Task statement: Repeat, without any change, the entries presented below.

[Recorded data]
┌────────
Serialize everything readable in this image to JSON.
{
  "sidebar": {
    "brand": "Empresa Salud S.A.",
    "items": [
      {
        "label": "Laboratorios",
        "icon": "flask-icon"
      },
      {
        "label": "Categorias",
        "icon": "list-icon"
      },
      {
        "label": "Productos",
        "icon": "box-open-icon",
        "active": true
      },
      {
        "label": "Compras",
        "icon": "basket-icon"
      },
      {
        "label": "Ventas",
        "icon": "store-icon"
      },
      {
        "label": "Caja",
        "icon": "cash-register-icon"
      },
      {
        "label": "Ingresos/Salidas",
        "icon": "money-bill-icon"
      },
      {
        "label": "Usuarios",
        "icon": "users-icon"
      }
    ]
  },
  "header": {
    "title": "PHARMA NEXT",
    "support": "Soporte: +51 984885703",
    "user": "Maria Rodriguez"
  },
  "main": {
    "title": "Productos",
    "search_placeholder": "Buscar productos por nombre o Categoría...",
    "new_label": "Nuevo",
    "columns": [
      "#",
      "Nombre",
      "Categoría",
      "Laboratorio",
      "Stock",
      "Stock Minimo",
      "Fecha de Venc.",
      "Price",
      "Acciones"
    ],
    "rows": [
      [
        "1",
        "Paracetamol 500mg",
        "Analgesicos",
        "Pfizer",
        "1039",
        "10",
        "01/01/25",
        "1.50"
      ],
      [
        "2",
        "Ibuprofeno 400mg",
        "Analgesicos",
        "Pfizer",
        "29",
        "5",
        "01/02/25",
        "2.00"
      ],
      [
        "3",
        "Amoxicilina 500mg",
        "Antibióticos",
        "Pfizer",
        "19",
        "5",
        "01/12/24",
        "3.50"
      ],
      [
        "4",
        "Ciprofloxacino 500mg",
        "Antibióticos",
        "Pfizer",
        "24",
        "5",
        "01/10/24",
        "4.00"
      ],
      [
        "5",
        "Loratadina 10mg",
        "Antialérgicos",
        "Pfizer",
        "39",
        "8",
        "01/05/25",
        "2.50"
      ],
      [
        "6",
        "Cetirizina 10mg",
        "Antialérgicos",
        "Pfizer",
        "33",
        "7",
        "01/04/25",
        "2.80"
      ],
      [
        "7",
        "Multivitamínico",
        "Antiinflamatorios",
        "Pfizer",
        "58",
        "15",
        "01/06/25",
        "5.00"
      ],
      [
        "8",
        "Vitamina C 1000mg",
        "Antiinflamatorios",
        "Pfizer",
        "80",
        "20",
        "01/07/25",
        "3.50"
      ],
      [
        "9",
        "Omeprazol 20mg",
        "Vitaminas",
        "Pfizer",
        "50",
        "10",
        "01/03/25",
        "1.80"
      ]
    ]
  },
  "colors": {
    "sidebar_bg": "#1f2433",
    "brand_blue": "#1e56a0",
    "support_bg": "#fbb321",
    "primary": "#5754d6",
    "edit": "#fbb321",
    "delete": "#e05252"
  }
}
└────────
The reply:
Serialize everything readable in this image to JSON.
{
  "sidebar": {
    "brand": "Empresa Salud S.A.",
    "items": [
      {
        "label": "Laboratorios",
        "icon": "flask-icon"
      },
      {
        "label": "Categorias",
        "icon": "list-icon"
      },
      {
        "label": "Productos",
        "icon": "box-open-icon",
        "active": true
      },
      {
        "label": "Compras",
        "icon": "basket-icon"
      },
      {
        "label": "Ventas",
        "icon": "store-icon"
      },
      {
        "label": "Caja",
        "icon": "cash-register-icon"
      },
      {
        "label": "Ingresos/Salidas",
        "icon": "money-bill-icon"
      },
      {
        "label": "Usuarios",
        "icon": "users-icon"
      }
    ]
  },
  "header": {
    "title": "PHARMA NEXT",
    "support": "Soporte: +51 984885703",
    "user": "Maria Rodriguez"
  },
  "main": {
    "title": "Productos",
    "search_placeholder": "Buscar productos por nombre o Categoría...",
    "new_label": "Nuevo",
    "columns": [
      "#",
      "Nombre",
      "Categoría",
      "Laboratorio",
      "Stock",
      "Stock Minimo",
      "Fecha de Venc.",
      "Price",
      "Acciones"
    ],
    "rows": [
      [
        "1",
        "Paracetamol 500mg",
        "Analgesicos",
        "Pfizer",
        "1039",
        "10",
        "01/01/25",
        "1.50"
      ],
      [
        "2",
        "Ibuprofeno 400mg",
        "Analgesicos",
        "Pfizer",
        "29",
        "5",
        "01/02/25",
        "2.00"
      ],
      [
        "3",
        "Amoxicilina 500mg",
        "Antibióticos",
        "Pfizer",
        "19",
        "5",
        "01/12/24",
        "3.50"
      ],
      [
        "4",
        "Ciprofloxacino 500mg",
        "Antibióticos",
        "Pfizer",
        "24",
        "5",
        "01/10/24",
        "4.00"
      ],
      [
        "5",
        "Loratadina 10mg",
        "Antialérgicos",
        "Pfizer",
        "39",
        "8",
        "01/05/25",
        "2.50"
      ],
      [
        "6",
        "Cetirizina 10mg",
        "Antialérgicos",
        "Pfizer",
        "33",
        "7",
        "01/04/25",
        "2.80"
      ],
      [
        "7",
        "Multivitamínico",
        "Antiinflamatorios",
        "Pfizer",
        "58",
        "15",
        "01/06/25",
        "5.00"
      ],
      [
        "8",
        "Vitamina C 1000mg",
        "Antiinflamatorios",
        "Pfizer",
        "80",
        "20",
        "01/07/25",
        "3.50"
      ],
      [
        "9",
        "Omeprazol 20mg",
        "Vitaminas",
        "Pfizer",
        "50",
        "10",
        "01/03/25",
        "1.80"
      ]
    ]
  },
  "colors": {
    "sidebar_bg": "#1f2433",
    "brand_blue": "#1e56a0",
    "support_bg": "#fbb321",
    "primary": "#5754d6",
    "edit": "#fbb321",
    "delete": "#e05252"
  }
}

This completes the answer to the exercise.